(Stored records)
---
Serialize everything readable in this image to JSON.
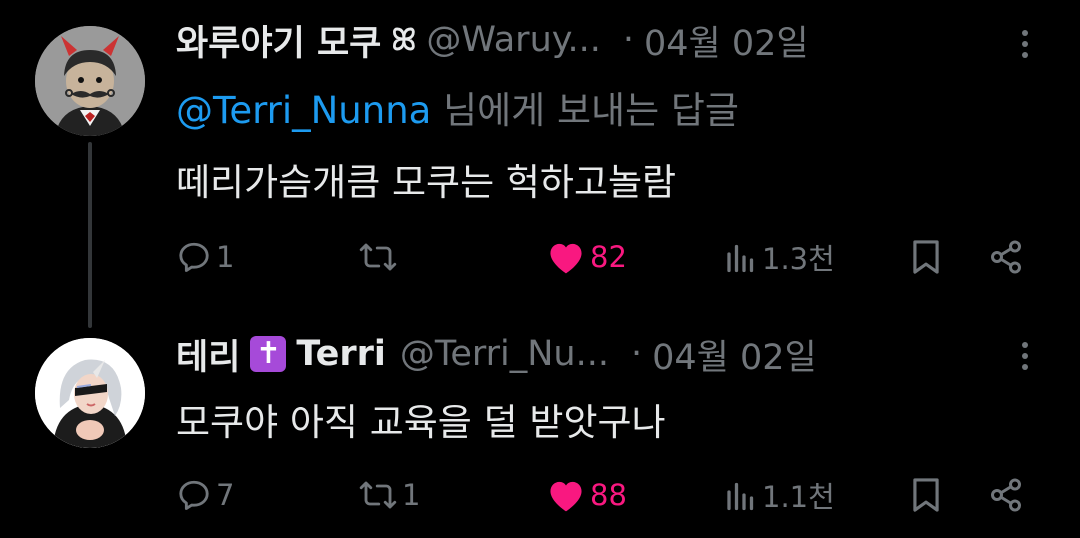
{
  "colors": {
    "background": "#000000",
    "text": "#e7e9ea",
    "secondary": "#71767b",
    "mention": "#1d9bf0",
    "like": "#f91880",
    "thread_line": "#333639"
  },
  "tweets": [
    {
      "display_name": "와루야기 모쿠",
      "name_decoration": "ꕤ",
      "handle": "@Waruy...",
      "separator": "·",
      "date": "04월 02일",
      "reply_to": {
        "mention": "@Terri_Nunna",
        "suffix": " 님에게 보내는 답글"
      },
      "text": "떼리가슴개큼 모쿠는 헉하고놀람",
      "stats": {
        "replies": "1",
        "retweets": "",
        "likes": "82",
        "views": "1.3천"
      },
      "icons": {
        "reply": "reply-icon",
        "retweet": "retweet-icon",
        "like": "heart-filled-icon",
        "views": "views-chart-icon",
        "bookmark": "bookmark-icon",
        "share": "share-icon",
        "more": "more-vertical-icon"
      }
    },
    {
      "display_name": "테리",
      "name_emoji": "✝",
      "name_suffix": "Terri",
      "handle": "@Terri_Nu...",
      "separator": "·",
      "date": "04월 02일",
      "text": "모쿠야 아직 교육을 덜 받앗구나",
      "stats": {
        "replies": "7",
        "retweets": "1",
        "likes": "88",
        "views": "1.1천"
      },
      "icons": {
        "reply": "reply-icon",
        "retweet": "retweet-icon",
        "like": "heart-filled-icon",
        "views": "views-chart-icon",
        "bookmark": "bookmark-icon",
        "share": "share-icon",
        "more": "more-vertical-icon"
      }
    }
  ]
}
---
WHAT TO DO:
Every record above should be transcribed exactly; the pictures stay out of the copy.

WRITTEN RESPONSE:
Serialize everything readable in this image to JSON.
{
  "colors": {
    "background": "#000000",
    "text": "#e7e9ea",
    "secondary": "#71767b",
    "mention": "#1d9bf0",
    "like": "#f91880",
    "thread_line": "#333639"
  },
  "tweets": [
    {
      "display_name": "와루야기 모쿠",
      "name_decoration": "ꕤ",
      "handle": "@Waruy...",
      "separator": "·",
      "date": "04월 02일",
      "reply_to": {
        "mention": "@Terri_Nunna",
        "suffix": " 님에게 보내는 답글"
      },
      "text": "떼리가슴개큼 모쿠는 헉하고놀람",
      "stats": {
        "replies": "1",
        "retweets": "",
        "likes": "82",
        "views": "1.3천"
      },
      "icons": {
        "reply": "reply-icon",
        "retweet": "retweet-icon",
        "like": "heart-filled-icon",
        "views": "views-chart-icon",
        "bookmark": "bookmark-icon",
        "share": "share-icon",
        "more": "more-vertical-icon"
      }
    },
    {
      "display_name": "테리",
      "name_emoji": "✝",
      "name_suffix": "Terri",
      "handle": "@Terri_Nu...",
      "separator": "·",
      "date": "04월 02일",
      "text": "모쿠야 아직 교육을 덜 받앗구나",
      "stats": {
        "replies": "7",
        "retweets": "1",
        "likes": "88",
        "views": "1.1천"
      },
      "icons": {
        "reply": "reply-icon",
        "retweet": "retweet-icon",
        "like": "heart-filled-icon",
        "views": "views-chart-icon",
        "bookmark": "bookmark-icon",
        "share": "share-icon",
        "more": "more-vertical-icon"
      }
    }
  ]
}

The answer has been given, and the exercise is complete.